"""

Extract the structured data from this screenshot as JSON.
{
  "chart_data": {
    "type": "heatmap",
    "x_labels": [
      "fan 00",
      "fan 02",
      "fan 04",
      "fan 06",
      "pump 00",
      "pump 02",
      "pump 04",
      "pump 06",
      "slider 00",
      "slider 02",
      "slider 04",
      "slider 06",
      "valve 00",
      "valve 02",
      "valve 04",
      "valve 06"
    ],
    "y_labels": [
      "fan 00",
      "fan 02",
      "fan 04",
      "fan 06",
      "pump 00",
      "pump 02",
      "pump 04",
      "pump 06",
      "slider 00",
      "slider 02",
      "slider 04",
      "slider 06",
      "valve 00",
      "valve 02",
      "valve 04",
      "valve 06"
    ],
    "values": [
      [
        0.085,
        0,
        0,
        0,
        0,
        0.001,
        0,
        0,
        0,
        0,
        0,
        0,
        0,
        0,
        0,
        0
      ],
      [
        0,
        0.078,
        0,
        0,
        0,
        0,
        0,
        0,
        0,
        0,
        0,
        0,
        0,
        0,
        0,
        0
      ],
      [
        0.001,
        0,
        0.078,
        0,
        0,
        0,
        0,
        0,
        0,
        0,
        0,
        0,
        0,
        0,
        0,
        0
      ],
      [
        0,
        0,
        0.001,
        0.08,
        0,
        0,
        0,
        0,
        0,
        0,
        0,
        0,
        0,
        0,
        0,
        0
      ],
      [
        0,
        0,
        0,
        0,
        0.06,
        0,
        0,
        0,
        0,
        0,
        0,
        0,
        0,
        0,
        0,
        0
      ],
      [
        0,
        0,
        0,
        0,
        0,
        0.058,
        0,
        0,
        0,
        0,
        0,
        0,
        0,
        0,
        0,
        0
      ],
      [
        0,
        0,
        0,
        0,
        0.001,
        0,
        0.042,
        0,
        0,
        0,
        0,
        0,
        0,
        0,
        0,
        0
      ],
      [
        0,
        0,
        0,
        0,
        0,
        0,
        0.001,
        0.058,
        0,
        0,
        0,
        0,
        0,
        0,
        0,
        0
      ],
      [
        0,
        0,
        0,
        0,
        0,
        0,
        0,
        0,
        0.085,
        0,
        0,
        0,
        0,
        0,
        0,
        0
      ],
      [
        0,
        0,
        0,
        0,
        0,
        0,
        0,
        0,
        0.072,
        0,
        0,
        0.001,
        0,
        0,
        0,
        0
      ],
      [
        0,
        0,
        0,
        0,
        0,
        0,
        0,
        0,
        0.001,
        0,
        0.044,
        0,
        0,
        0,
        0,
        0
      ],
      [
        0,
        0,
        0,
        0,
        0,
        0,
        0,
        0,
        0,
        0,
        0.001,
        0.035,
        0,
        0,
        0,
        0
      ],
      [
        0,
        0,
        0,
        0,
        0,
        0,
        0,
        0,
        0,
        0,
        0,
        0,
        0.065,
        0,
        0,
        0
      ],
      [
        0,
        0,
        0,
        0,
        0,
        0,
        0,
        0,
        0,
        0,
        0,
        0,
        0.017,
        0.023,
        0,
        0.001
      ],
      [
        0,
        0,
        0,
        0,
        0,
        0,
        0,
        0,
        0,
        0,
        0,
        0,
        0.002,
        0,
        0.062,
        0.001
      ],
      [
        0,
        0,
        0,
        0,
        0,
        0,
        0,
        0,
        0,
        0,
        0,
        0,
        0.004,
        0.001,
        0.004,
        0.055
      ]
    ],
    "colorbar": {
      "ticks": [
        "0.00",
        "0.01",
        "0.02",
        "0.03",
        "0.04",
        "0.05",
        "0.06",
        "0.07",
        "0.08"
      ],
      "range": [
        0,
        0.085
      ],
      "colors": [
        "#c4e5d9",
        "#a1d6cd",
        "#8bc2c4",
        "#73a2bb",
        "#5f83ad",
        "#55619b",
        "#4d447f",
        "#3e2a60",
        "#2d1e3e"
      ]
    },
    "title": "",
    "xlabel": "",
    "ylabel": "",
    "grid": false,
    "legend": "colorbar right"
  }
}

"""

■ Task instructions: Give the records above again, word for word.

■ The output:
Extract the structured data from this screenshot as JSON.
{
  "chart_data": {
    "type": "heatmap",
    "x_labels": [
      "fan 00",
      "fan 02",
      "fan 04",
      "fan 06",
      "pump 00",
      "pump 02",
      "pump 04",
      "pump 06",
      "slider 00",
      "slider 02",
      "slider 04",
      "slider 06",
      "valve 00",
      "valve 02",
      "valve 04",
      "valve 06"
    ],
    "y_labels": [
      "fan 00",
      "fan 02",
      "fan 04",
      "fan 06",
      "pump 00",
      "pump 02",
      "pump 04",
      "pump 06",
      "slider 00",
      "slider 02",
      "slider 04",
      "slider 06",
      "valve 00",
      "valve 02",
      "valve 04",
      "valve 06"
    ],
    "values": [
      [
        0.085,
        0,
        0,
        0,
        0,
        0.001,
        0,
        0,
        0,
        0,
        0,
        0,
        0,
        0,
        0,
        0
      ],
      [
        0,
        0.078,
        0,
        0,
        0,
        0,
        0,
        0,
        0,
        0,
        0,
        0,
        0,
        0,
        0,
        0
      ],
      [
        0.001,
        0,
        0.078,
        0,
        0,
        0,
        0,
        0,
        0,
        0,
        0,
        0,
        0,
        0,
        0,
        0
      ],
      [
        0,
        0,
        0.001,
        0.08,
        0,
        0,
        0,
        0,
        0,
        0,
        0,
        0,
        0,
        0,
        0,
        0
      ],
      [
        0,
        0,
        0,
        0,
        0.06,
        0,
        0,
        0,
        0,
        0,
        0,
        0,
        0,
        0,
        0,
        0
      ],
      [
        0,
        0,
        0,
        0,
        0,
        0.058,
        0,
        0,
        0,
        0,
        0,
        0,
        0,
        0,
        0,
        0
      ],
      [
        0,
        0,
        0,
        0,
        0.001,
        0,
        0.042,
        0,
        0,
        0,
        0,
        0,
        0,
        0,
        0,
        0
      ],
      [
        0,
        0,
        0,
        0,
        0,
        0,
        0.001,
        0.058,
        0,
        0,
        0,
        0,
        0,
        0,
        0,
        0
      ],
      [
        0,
        0,
        0,
        0,
        0,
        0,
        0,
        0,
        0.085,
        0,
        0,
        0,
        0,
        0,
        0,
        0
      ],
      [
        0,
        0,
        0,
        0,
        0,
        0,
        0,
        0,
        0.072,
        0,
        0,
        0.001,
        0,
        0,
        0,
        0
      ],
      [
        0,
        0,
        0,
        0,
        0,
        0,
        0,
        0,
        0.001,
        0,
        0.044,
        0,
        0,
        0,
        0,
        0
      ],
      [
        0,
        0,
        0,
        0,
        0,
        0,
        0,
        0,
        0,
        0,
        0.001,
        0.035,
        0,
        0,
        0,
        0
      ],
      [
        0,
        0,
        0,
        0,
        0,
        0,
        0,
        0,
        0,
        0,
        0,
        0,
        0.065,
        0,
        0,
        0
      ],
      [
        0,
        0,
        0,
        0,
        0,
        0,
        0,
        0,
        0,
        0,
        0,
        0,
        0.017,
        0.023,
        0,
        0.001
      ],
      [
        0,
        0,
        0,
        0,
        0,
        0,
        0,
        0,
        0,
        0,
        0,
        0,
        0.002,
        0,
        0.062,
        0.001
      ],
      [
        0,
        0,
        0,
        0,
        0,
        0,
        0,
        0,
        0,
        0,
        0,
        0,
        0.004,
        0.001,
        0.004,
        0.055
      ]
    ],
    "colorbar": {
      "ticks": [
        "0.00",
        "0.01",
        "0.02",
        "0.03",
        "0.04",
        "0.05",
        "0.06",
        "0.07",
        "0.08"
      ],
      "range": [
        0,
        0.085
      ],
      "colors": [
        "#c4e5d9",
        "#a1d6cd",
        "#8bc2c4",
        "#73a2bb",
        "#5f83ad",
        "#55619b",
        "#4d447f",
        "#3e2a60",
        "#2d1e3e"
      ]
    },
    "title": "",
    "xlabel": "",
    "ylabel": "",
    "grid": false,
    "legend": "colorbar right"
  }
}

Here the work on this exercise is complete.